* Aim *
Pictures appear in the records below; write out everything else exactly.

*** Excerpted records

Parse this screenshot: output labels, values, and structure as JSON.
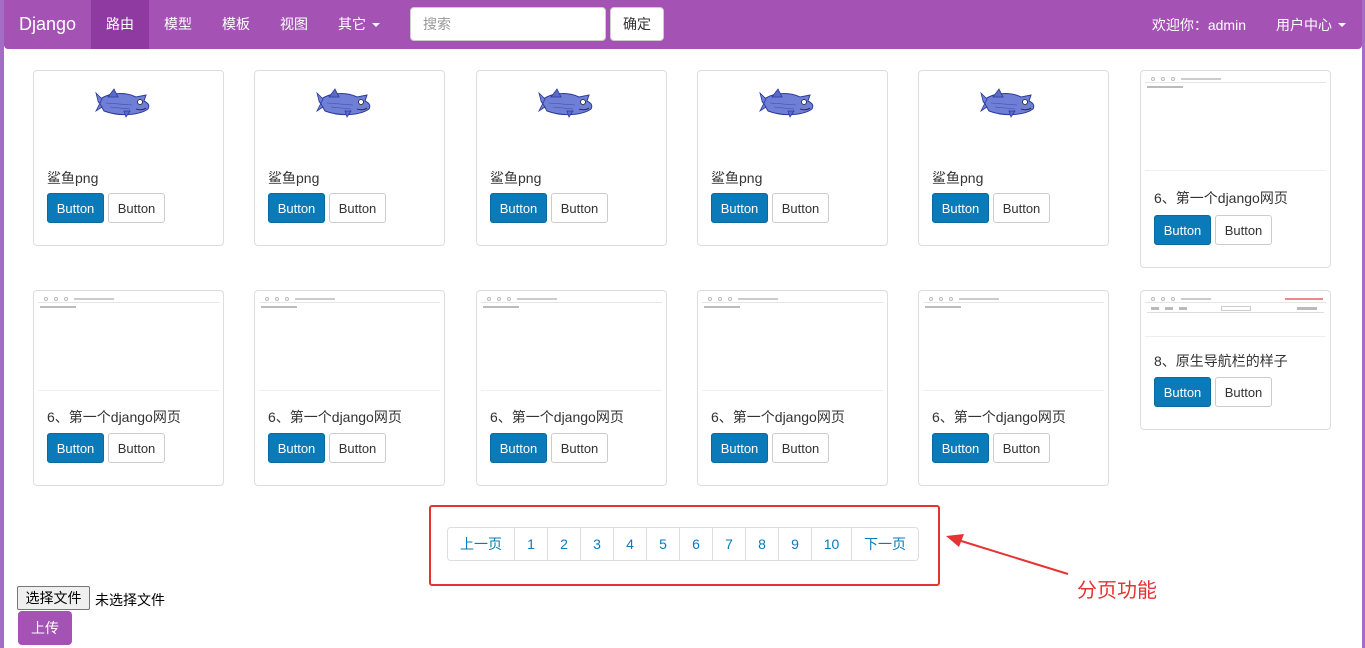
{
  "navbar": {
    "brand": "Django",
    "items": [
      {
        "label": "路由",
        "active": true
      },
      {
        "label": "模型"
      },
      {
        "label": "模板"
      },
      {
        "label": "视图"
      },
      {
        "label": "其它",
        "dropdown": true
      }
    ],
    "search_placeholder": "搜索",
    "search_button": "确定",
    "welcome": "欢迎你：admin",
    "user_center": "用户中心"
  },
  "cards": [
    {
      "caption": "鲨鱼png",
      "btn1": "Button",
      "btn2": "Button"
    },
    {
      "caption": "鲨鱼png",
      "btn1": "Button",
      "btn2": "Button"
    },
    {
      "caption": "鲨鱼png",
      "btn1": "Button",
      "btn2": "Button"
    },
    {
      "caption": "鲨鱼png",
      "btn1": "Button",
      "btn2": "Button"
    },
    {
      "caption": "鲨鱼png",
      "btn1": "Button",
      "btn2": "Button"
    },
    {
      "caption": "6、第一个django网页",
      "btn1": "Button",
      "btn2": "Button"
    },
    {
      "caption": "6、第一个django网页",
      "btn1": "Button",
      "btn2": "Button"
    },
    {
      "caption": "6、第一个django网页",
      "btn1": "Button",
      "btn2": "Button"
    },
    {
      "caption": "6、第一个django网页",
      "btn1": "Button",
      "btn2": "Button"
    },
    {
      "caption": "6、第一个django网页",
      "btn1": "Button",
      "btn2": "Button"
    },
    {
      "caption": "6、第一个django网页",
      "btn1": "Button",
      "btn2": "Button"
    },
    {
      "caption": "8、原生导航栏的样子",
      "btn1": "Button",
      "btn2": "Button"
    }
  ],
  "pagination": {
    "prev": "上一页",
    "pages": [
      "1",
      "2",
      "3",
      "4",
      "5",
      "6",
      "7",
      "8",
      "9",
      "10"
    ],
    "next": "下一页"
  },
  "annotation": {
    "label": "分页功能",
    "color": "#e53333"
  },
  "upload": {
    "file_button": "选择文件",
    "file_status": "未选择文件",
    "upload_button": "上传"
  },
  "colors": {
    "navbar": "#a452b4",
    "primary_button": "#0a7ab8"
  }
}
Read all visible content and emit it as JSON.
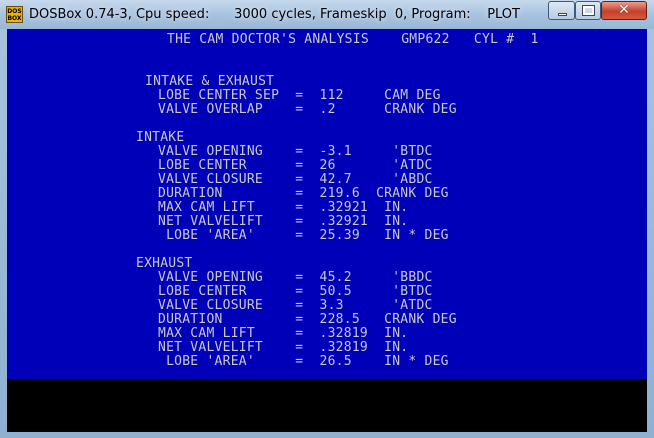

******

* Reply to the exercise *
Parse this screenshot: output labels, values, and structure as JSON.
{
  "navbar": {
    "brand": "Django",
    "items": [
      {
        "label": "路由",
        "active": true
      },
      {
        "label": "模型"
      },
      {
        "label": "模板"
      },
      {
        "label": "视图"
      },
      {
        "label": "其它",
        "dropdown": true
      }
    ],
    "search_placeholder": "搜索",
    "search_button": "确定",
    "welcome": "欢迎你：admin",
    "user_center": "用户中心"
  },
  "cards": [
    {
      "caption": "鲨鱼png",
      "btn1": "Button",
      "btn2": "Button"
    },
    {
      "caption": "鲨鱼png",
      "btn1": "Button",
      "btn2": "Button"
    },
    {
      "caption": "鲨鱼png",
      "btn1": "Button",
      "btn2": "Button"
    },
    {
      "caption": "鲨鱼png",
      "btn1": "Button",
      "btn2": "Button"
    },
    {
      "caption": "鲨鱼png",
      "btn1": "Button",
      "btn2": "Button"
    },
    {
      "caption": "6、第一个django网页",
      "btn1": "Button",
      "btn2": "Button"
    },
    {
      "caption": "6、第一个django网页",
      "btn1": "Button",
      "btn2": "Button"
    },
    {
      "caption": "6、第一个django网页",
      "btn1": "Button",
      "btn2": "Button"
    },
    {
      "caption": "6、第一个django网页",
      "btn1": "Button",
      "btn2": "Button"
    },
    {
      "caption": "6、第一个django网页",
      "btn1": "Button",
      "btn2": "Button"
    },
    {
      "caption": "6、第一个django网页",
      "btn1": "Button",
      "btn2": "Button"
    },
    {
      "caption": "8、原生导航栏的样子",
      "btn1": "Button",
      "btn2": "Button"
    }
  ],
  "pagination": {
    "prev": "上一页",
    "pages": [
      "1",
      "2",
      "3",
      "4",
      "5",
      "6",
      "7",
      "8",
      "9",
      "10"
    ],
    "next": "下一页"
  },
  "annotation": {
    "label": "分页功能",
    "color": "#e53333"
  },
  "upload": {
    "file_button": "选择文件",
    "file_status": "未选择文件",
    "upload_button": "上传"
  },
  "colors": {
    "navbar": "#a452b4",
    "primary_button": "#0a7ab8"
  }
}
Read all visible content and emit it as JSON.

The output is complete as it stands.